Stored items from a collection
(begin)

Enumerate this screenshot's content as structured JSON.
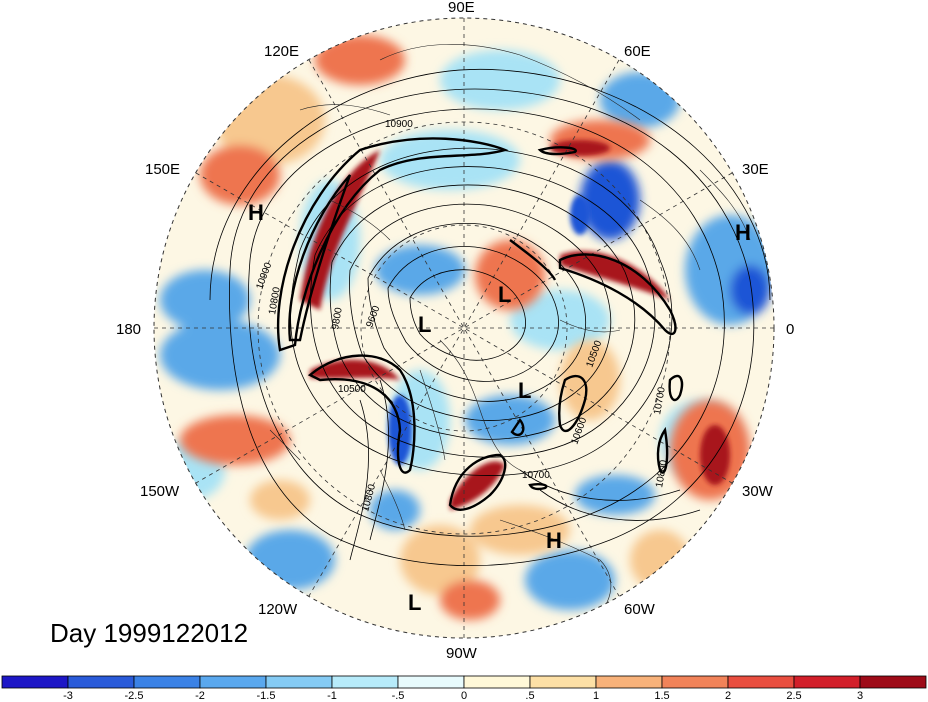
{
  "map": {
    "projection": "north polar stereographic",
    "lon_labels": [
      "90E",
      "60E",
      "30E",
      "0",
      "30W",
      "60W",
      "90W",
      "120W",
      "150W",
      "180",
      "150E",
      "120E"
    ],
    "pressure_centers": [
      "H",
      "H",
      "H",
      "L",
      "L",
      "L",
      "L"
    ],
    "contour_labels": [
      "10900",
      "10900",
      "9800",
      "9600",
      "10500",
      "10500",
      "10600",
      "10700",
      "10700",
      "10800",
      "10800",
      "10800"
    ],
    "colors": {
      "ocean_neutral": "#fdf7e4",
      "light_blue": "#a9e3f5",
      "mid_blue": "#5aa8e8",
      "deep_blue": "#1a55d6",
      "light_red": "#f7c88f",
      "mid_red": "#ee7550",
      "deep_red": "#a8141c"
    }
  },
  "title": {
    "text": "Day 1999122012"
  },
  "colorbar": {
    "tick_labels": [
      "-3",
      "-2.5",
      "-2",
      "-1.5",
      "-1",
      "-.5",
      "0",
      ".5",
      "1",
      "1.5",
      "2",
      "2.5",
      "3"
    ],
    "colors": [
      "#1d17c6",
      "#2a5bd9",
      "#3b82e6",
      "#5aa8ee",
      "#85cbf4",
      "#b7ebfa",
      "#e8fbfd",
      "#fff8d8",
      "#fde0a6",
      "#f8b27a",
      "#f18359",
      "#e94e3f",
      "#d21f2a",
      "#9e0b18"
    ]
  }
}
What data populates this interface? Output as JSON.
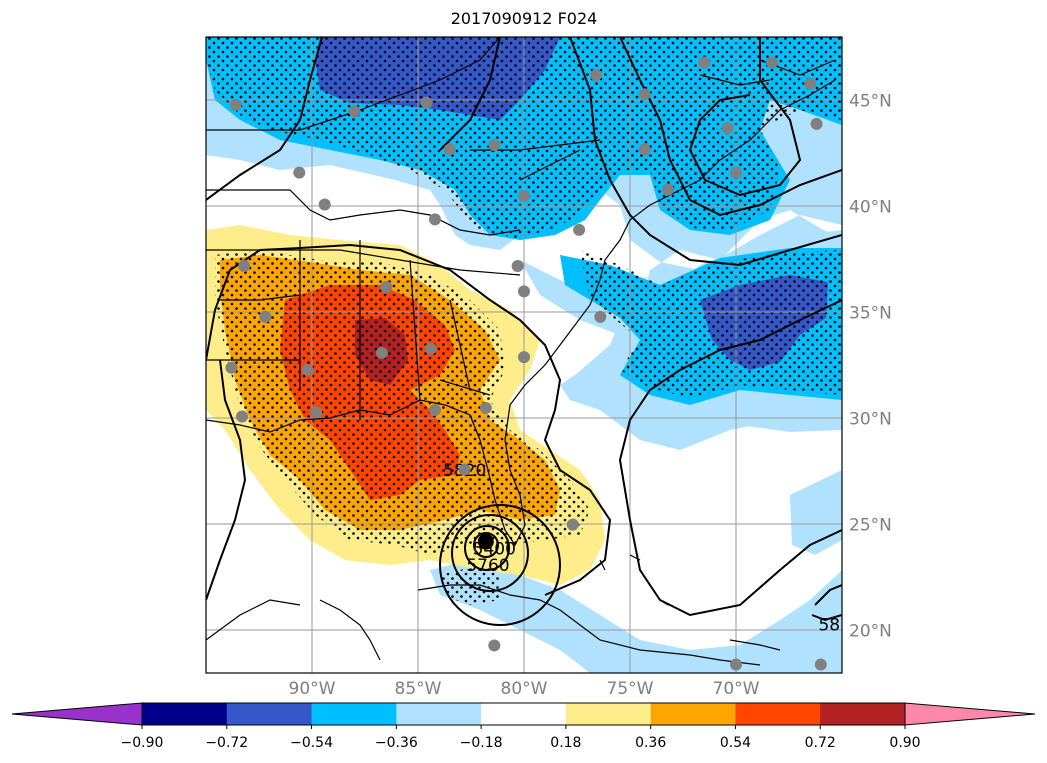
{
  "title": "2017090912 F024",
  "map": {
    "lon_range": [
      -95,
      -65
    ],
    "lat_range": [
      18,
      48
    ],
    "lat_ticks": [
      {
        "value": 45,
        "label": "45°N"
      },
      {
        "value": 40,
        "label": "40°N"
      },
      {
        "value": 35,
        "label": "35°N"
      },
      {
        "value": 30,
        "label": "30°N"
      },
      {
        "value": 25,
        "label": "25°N"
      },
      {
        "value": 20,
        "label": "20°N"
      }
    ],
    "lon_ticks": [
      {
        "value": -90,
        "label": "90°W"
      },
      {
        "value": -85,
        "label": "85°W"
      },
      {
        "value": -80,
        "label": "80°W"
      },
      {
        "value": -75,
        "label": "75°W"
      },
      {
        "value": -70,
        "label": "70°W"
      }
    ],
    "contour_labels": [
      {
        "text": "5820",
        "lon": -82.8,
        "lat": 27.3
      },
      {
        "text": "5400",
        "lon": -81.4,
        "lat": 23.6
      },
      {
        "text": "5760",
        "lon": -81.7,
        "lat": 22.8
      },
      {
        "text": "58",
        "lon": -65.6,
        "lat": 20.0
      }
    ],
    "stations": [
      [
        -93.6,
        44.8
      ],
      [
        -88.0,
        44.5
      ],
      [
        -84.6,
        44.9
      ],
      [
        -83.5,
        42.7
      ],
      [
        -90.6,
        41.6
      ],
      [
        -89.4,
        40.1
      ],
      [
        -84.2,
        39.4
      ],
      [
        -80.0,
        40.5
      ],
      [
        -76.6,
        46.2
      ],
      [
        -74.3,
        45.3
      ],
      [
        -71.5,
        46.8
      ],
      [
        -68.3,
        46.8
      ],
      [
        -66.5,
        45.8
      ],
      [
        -66.2,
        43.9
      ],
      [
        -70.4,
        43.7
      ],
      [
        -74.3,
        42.7
      ],
      [
        -73.2,
        40.8
      ],
      [
        -70.0,
        41.6
      ],
      [
        -81.4,
        42.9
      ],
      [
        -77.4,
        38.9
      ],
      [
        -80.3,
        37.2
      ],
      [
        -80.0,
        36.0
      ],
      [
        -76.4,
        34.8
      ],
      [
        -93.2,
        37.2
      ],
      [
        -92.2,
        34.8
      ],
      [
        -93.8,
        32.4
      ],
      [
        -90.2,
        32.3
      ],
      [
        -86.5,
        36.2
      ],
      [
        -86.7,
        33.1
      ],
      [
        -84.4,
        33.3
      ],
      [
        -80.0,
        32.9
      ],
      [
        -93.3,
        30.1
      ],
      [
        -89.8,
        30.3
      ],
      [
        -84.2,
        30.4
      ],
      [
        -81.8,
        30.5
      ],
      [
        -82.8,
        27.6
      ],
      [
        -77.7,
        25.0
      ],
      [
        -81.4,
        19.3
      ],
      [
        -70.0,
        18.4
      ],
      [
        -66.0,
        18.4
      ]
    ],
    "hurricane": {
      "name": "storm-center",
      "lon": -81.8,
      "lat": 24.2
    }
  },
  "colorbar": {
    "levels": [
      -0.9,
      -0.72,
      -0.54,
      -0.36,
      -0.18,
      0.18,
      0.36,
      0.54,
      0.72,
      0.9
    ],
    "tick_labels": [
      "−0.90",
      "−0.72",
      "−0.54",
      "−0.36",
      "−0.18",
      "0.18",
      "0.36",
      "0.54",
      "0.72",
      "0.90"
    ],
    "colors": {
      "under": "#9932cc",
      "b1": "#00008b",
      "b2": "#3558c8",
      "b3": "#00bfff",
      "b4": "#b0e2ff",
      "mid": "#ffffff",
      "r1": "#ffec8b",
      "r2": "#ffa500",
      "r3": "#ff4500",
      "r4": "#b22222",
      "over": "#ff88aa"
    }
  }
}
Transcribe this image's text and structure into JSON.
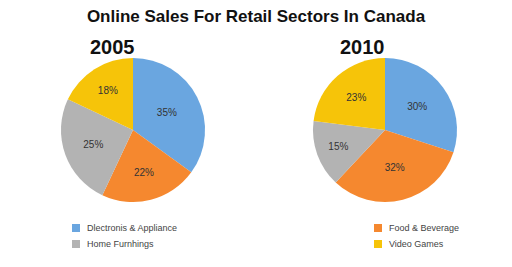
{
  "title": "Online Sales For Retail Sectors In Canada",
  "chart_data": [
    {
      "type": "pie",
      "title": "2005",
      "categories": [
        "Dlectronis & Appliance",
        "Food & Beverage",
        "Home Furnhings",
        "Video Games"
      ],
      "values": [
        35,
        22,
        25,
        18
      ],
      "value_labels": [
        "35%",
        "22%",
        "25%",
        "18%"
      ],
      "colors": [
        "#6aa6e0",
        "#f5882f",
        "#b3b3b3",
        "#f6c409"
      ],
      "data_labels": true,
      "legend": "bottom"
    },
    {
      "type": "pie",
      "title": "2010",
      "categories": [
        "Dlectronis & Appliance",
        "Food & Beverage",
        "Home Furnhings",
        "Video Games"
      ],
      "values": [
        30,
        32,
        15,
        23
      ],
      "value_labels": [
        "30%",
        "32%",
        "15%",
        "23%"
      ],
      "colors": [
        "#6aa6e0",
        "#f5882f",
        "#b3b3b3",
        "#f6c409"
      ],
      "data_labels": true,
      "legend": "bottom"
    }
  ]
}
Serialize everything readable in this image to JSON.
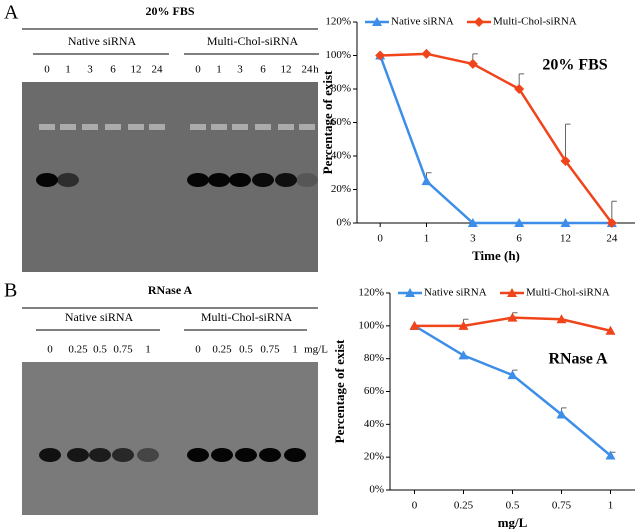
{
  "chart_data": [
    {
      "type": "line",
      "annotation": "20% FBS",
      "x_label": "Time (h)",
      "y_label": "Percentage of exist",
      "categories": [
        "0",
        "1",
        "3",
        "6",
        "12",
        "24"
      ],
      "series": [
        {
          "name": "Native siRNA",
          "color": "#3c8ee8",
          "marker": "triangle",
          "values": [
            100,
            25,
            0,
            0,
            0,
            0
          ],
          "errors": [
            null,
            5,
            null,
            null,
            null,
            null
          ]
        },
        {
          "name": "Multi-Chol-siRNA",
          "color": "#f0441b",
          "marker": "diamond",
          "values": [
            100,
            101,
            95,
            80,
            37,
            0
          ],
          "errors": [
            null,
            null,
            6,
            9,
            22,
            13
          ]
        }
      ],
      "ylim": [
        0,
        120
      ],
      "yticks": [
        {
          "value": 0,
          "label": "0%"
        },
        {
          "value": 20,
          "label": "20%"
        },
        {
          "value": 40,
          "label": "40%"
        },
        {
          "value": 60,
          "label": "60%"
        },
        {
          "value": 80,
          "label": "80%"
        },
        {
          "value": 100,
          "label": "100%"
        },
        {
          "value": 120,
          "label": "120%"
        }
      ],
      "legend": "top"
    },
    {
      "type": "line",
      "annotation": "RNase A",
      "x_label": "mg/L",
      "y_label": "Percentage of exist",
      "categories": [
        "0",
        "0.25",
        "0.5",
        "0.75",
        "1"
      ],
      "series": [
        {
          "name": "Native siRNA",
          "color": "#3c8ee8",
          "marker": "triangle",
          "values": [
            100,
            82,
            70,
            46,
            21
          ],
          "errors": [
            null,
            null,
            3,
            4,
            2
          ]
        },
        {
          "name": "Multi-Chol-siRNA",
          "color": "#f0441b",
          "marker": "triangle",
          "values": [
            100,
            100,
            105,
            104,
            97
          ],
          "errors": [
            null,
            4,
            3,
            null,
            null
          ]
        }
      ],
      "ylim": [
        0,
        120
      ],
      "yticks": [
        {
          "value": 0,
          "label": "0%"
        },
        {
          "value": 20,
          "label": "20%"
        },
        {
          "value": 40,
          "label": "40%"
        },
        {
          "value": 60,
          "label": "60%"
        },
        {
          "value": 80,
          "label": "80%"
        },
        {
          "value": 100,
          "label": "100%"
        },
        {
          "value": 120,
          "label": "120%"
        }
      ],
      "legend": "top"
    }
  ],
  "gels": [
    {
      "panel": "A",
      "title": "20% FBS",
      "groups": [
        "Native siRNA",
        "Multi-Chol-siRNA"
      ],
      "lanes": [
        "0",
        "1",
        "3",
        "6",
        "12",
        "24"
      ],
      "unit": "h"
    },
    {
      "panel": "B",
      "title": "RNase A",
      "groups": [
        "Native siRNA",
        "Multi-Chol-siRNA"
      ],
      "lanes": [
        "0",
        "0.25",
        "0.5",
        "0.75",
        "1"
      ],
      "unit": "mg/L"
    }
  ]
}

(end)

## What is asked
Tally the lines above that contain the word "annotation", and reply with only the number.

## Response to this task
2